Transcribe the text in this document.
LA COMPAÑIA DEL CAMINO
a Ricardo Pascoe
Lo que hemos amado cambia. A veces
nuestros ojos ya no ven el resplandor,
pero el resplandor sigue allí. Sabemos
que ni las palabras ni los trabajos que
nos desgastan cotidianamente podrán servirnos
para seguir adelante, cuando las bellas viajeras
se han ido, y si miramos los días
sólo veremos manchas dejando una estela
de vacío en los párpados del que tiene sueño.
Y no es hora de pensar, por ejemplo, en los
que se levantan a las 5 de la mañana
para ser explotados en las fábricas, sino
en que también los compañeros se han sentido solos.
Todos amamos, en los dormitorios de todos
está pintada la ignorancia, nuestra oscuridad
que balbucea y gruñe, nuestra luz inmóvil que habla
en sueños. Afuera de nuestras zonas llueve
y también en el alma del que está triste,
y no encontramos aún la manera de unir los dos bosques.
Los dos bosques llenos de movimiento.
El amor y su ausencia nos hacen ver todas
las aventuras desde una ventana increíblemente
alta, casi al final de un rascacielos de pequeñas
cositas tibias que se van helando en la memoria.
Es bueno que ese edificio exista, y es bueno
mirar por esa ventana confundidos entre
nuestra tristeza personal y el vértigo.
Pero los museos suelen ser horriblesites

○ ○ ○ ○ ○

▶ [What the exercise asks]
Please reproduce each record precisely as written.

▶ [Answer for the task]
Transcribe the text in this document.
LA COMPAÑIA DEL CAMINO
a Ricardo Pascoe
Lo que hemos amado cambia. A veces
nuestros ojos ya no ven el resplandor,
pero el resplandor sigue allí. Sabemos
que ni las palabras ni los trabajos que
nos desgastan cotidianamente podrán servirnos
para seguir adelante, cuando las bellas viajeras
se han ido, y si miramos los días
sólo veremos manchas dejando una estela
de vacío en los párpados del que tiene sueño.
Y no es hora de pensar, por ejemplo, en los
que se levantan a las 5 de la mañana
para ser explotados en las fábricas, sino
en que también los compañeros se han sentido solos.
Todos amamos, en los dormitorios de todos
está pintada la ignorancia, nuestra oscuridad
que balbucea y gruñe, nuestra luz inmóvil que habla
en sueños. Afuera de nuestras zonas llueve
y también en el alma del que está triste,
y no encontramos aún la manera de unir los dos bosques.
Los dos bosques llenos de movimiento.
El amor y su ausencia nos hacen ver todas
las aventuras desde una ventana increíblemente
alta, casi al final de un rascacielos de pequeñas
cositas tibias que se van helando en la memoria.
Es bueno que ese edificio exista, y es bueno
mirar por esa ventana confundidos entre
nuestra tristeza personal y el vértigo.
Pero los museos suelen ser horriblesites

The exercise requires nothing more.